── Excerpt provided

HIT Leader

What does an HIT Leader Look Like?

In the past few weeks, I’ve discussed how vendors need to step up to the plate to partner with their customers. I’ve also mentioned some of the things I’ve learned from providers that they do in order to meet their vendors halfway. In order to achieve successful partnerships, healthcare organizations need true leaders.

I was recently asked what the attributes of a healthcare leader should be. As I’ve seen and spoken with many movers and shakers in HIT over the last 20 years, I’ve seen some common threads. To begin with, there doesn’t seem to be one set “personality” of a successful HIT leader. They differ in their titles, roles and areas of influence. Yet they’re tied together by their passion. They all have this underlying passion around healthcare, around solving IT issues. Not simply because they like hard puzzles (though some of the leaders I’ve worked with find joy in the puzzle) but rather, a successful HIT leader is one who has caught the vision of why the work they’re doing matters.

It’s that passion that pushes them to work outside the 9 to 5. By loving what they do, it never feels like extra effort. Burning the midnight oil is a byproduct of passionately chasing their cause. This kind of passion doesn’t just rest with CEOs or in physicians or any specific place. These passionate leaders are scattered throughout healthcare. If you asked anyone at KLAS, “what gets Adam Gale out of bed in the morning? Why does he love to come to work on Monday?” They would probably tell you, because I have told them; I love coming to work because I’m fortunate enough to work with amazing people, both inside KLAS and out.

But of course, passion isn’t enough. Passion without direction can get you into trouble. From what I’ve seen, great healthcare leaders also have great humility. Most often I see this manifest in their thirst for knowledge, and asking lots of questions. Tied to that humility, these leaders have an “abundance mentality.” Instead of hoarding strategies and best practices, they say, “look, we want to do the right thing, and if we do the right thing and are abundant, good things will happen for us.” I’ve seen that from salespeople that are successful. I’ve seen that from providers, vendors, investors. Part of successful leadership means avoiding the “me and mine” mentality in favor of a “we” mentality. Which, I understand how difficult that mind set can be in such the cutthroat environments that we find ourselves in sometimes, but it’s amazing these people always seem to rise to the top as others join their cause.

I don’t feel that there is a single, solitary path that successful leaders in healthcare must walk. As one of my close friends, Taylor Davis, has often said, “there’s still a lot of art left in the science of medicine.” And I think that artistry of healthcare allows for people to take their passion, humility, integrity and openness and apply it in many different ways. Sometimes, we can look at the big problems facing us, and the long road a head and get discouraged. I find in those moments it’s helpful to look around and see those leaders who are tirelessly working to shape the world.

────
── Dataset content

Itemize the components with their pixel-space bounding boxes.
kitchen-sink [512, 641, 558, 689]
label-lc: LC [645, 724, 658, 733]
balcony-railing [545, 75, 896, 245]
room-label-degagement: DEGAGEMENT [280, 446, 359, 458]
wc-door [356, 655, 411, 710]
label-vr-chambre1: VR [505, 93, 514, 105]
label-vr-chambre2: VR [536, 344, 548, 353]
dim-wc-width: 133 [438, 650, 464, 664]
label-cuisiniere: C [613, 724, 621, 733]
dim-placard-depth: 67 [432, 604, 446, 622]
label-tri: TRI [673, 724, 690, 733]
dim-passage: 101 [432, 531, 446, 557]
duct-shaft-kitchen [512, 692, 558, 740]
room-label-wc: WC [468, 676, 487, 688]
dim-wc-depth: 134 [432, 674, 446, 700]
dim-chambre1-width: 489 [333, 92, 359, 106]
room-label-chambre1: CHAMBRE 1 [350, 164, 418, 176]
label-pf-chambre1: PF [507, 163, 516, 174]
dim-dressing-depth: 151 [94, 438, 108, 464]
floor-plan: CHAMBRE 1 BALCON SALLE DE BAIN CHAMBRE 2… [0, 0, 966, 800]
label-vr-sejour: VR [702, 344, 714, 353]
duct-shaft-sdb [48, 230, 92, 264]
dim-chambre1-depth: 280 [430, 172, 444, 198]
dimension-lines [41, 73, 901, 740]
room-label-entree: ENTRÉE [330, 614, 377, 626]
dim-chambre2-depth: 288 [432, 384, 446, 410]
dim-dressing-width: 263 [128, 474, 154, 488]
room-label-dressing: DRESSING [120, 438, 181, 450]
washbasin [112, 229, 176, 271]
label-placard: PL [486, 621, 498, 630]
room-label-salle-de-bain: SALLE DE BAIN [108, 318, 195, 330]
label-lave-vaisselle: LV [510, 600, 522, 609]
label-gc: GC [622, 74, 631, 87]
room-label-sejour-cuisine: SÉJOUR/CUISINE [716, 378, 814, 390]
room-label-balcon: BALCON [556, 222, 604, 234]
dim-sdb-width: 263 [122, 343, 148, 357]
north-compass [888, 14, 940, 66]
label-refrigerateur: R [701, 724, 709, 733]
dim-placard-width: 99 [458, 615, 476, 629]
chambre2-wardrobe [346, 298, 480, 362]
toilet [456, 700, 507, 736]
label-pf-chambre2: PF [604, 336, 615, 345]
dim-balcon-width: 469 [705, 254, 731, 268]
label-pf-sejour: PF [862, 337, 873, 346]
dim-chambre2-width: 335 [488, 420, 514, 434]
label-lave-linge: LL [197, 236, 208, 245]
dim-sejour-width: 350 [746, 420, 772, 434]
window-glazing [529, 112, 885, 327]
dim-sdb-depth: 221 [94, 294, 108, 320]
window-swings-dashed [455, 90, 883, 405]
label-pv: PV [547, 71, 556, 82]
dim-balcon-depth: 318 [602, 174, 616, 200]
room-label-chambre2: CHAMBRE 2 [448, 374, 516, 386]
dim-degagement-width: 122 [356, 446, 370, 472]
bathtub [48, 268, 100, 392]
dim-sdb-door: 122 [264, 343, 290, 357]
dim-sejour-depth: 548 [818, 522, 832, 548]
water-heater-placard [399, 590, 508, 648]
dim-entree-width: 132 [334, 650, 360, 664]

────

* Using the information
• 1. Using the HIT leader article, answer each question:
(a) Over how many years has the writer seen and spoken with movers and shakers in HIT?
(b) What can passion without direction do?
(c) Who has often said, "there's still a lot of art left in the science of medicine"?
• 2. Rewrite the HIT leader article from "It’s that passion" to "KLAS and out.", changing "Monday" to "Tuesday".

* Responses by item number
• 1.
(a) 20 years
(b) It can get you into trouble.
(c) Taylor Davis, one of the writer's close friends

• 2.
It’s that passion that pushes them to work outside the 9 to 5. By loving what they do, it never feels like extra effort. Burning the midnight oil is a byproduct of passionately chasing their cause. This kind of passion doesn’t just rest with CEOs or in physicians or any specific place. These passionate leaders are scattered throughout healthcare. If you asked anyone at KLAS, “what gets Adam Gale out of bed in the morning? Why does he love to come to work on Tuesday?” They would probably tell you, because I have told them; I love coming to work because I’m fortunate enough to work with amazing people, both inside KLAS and out.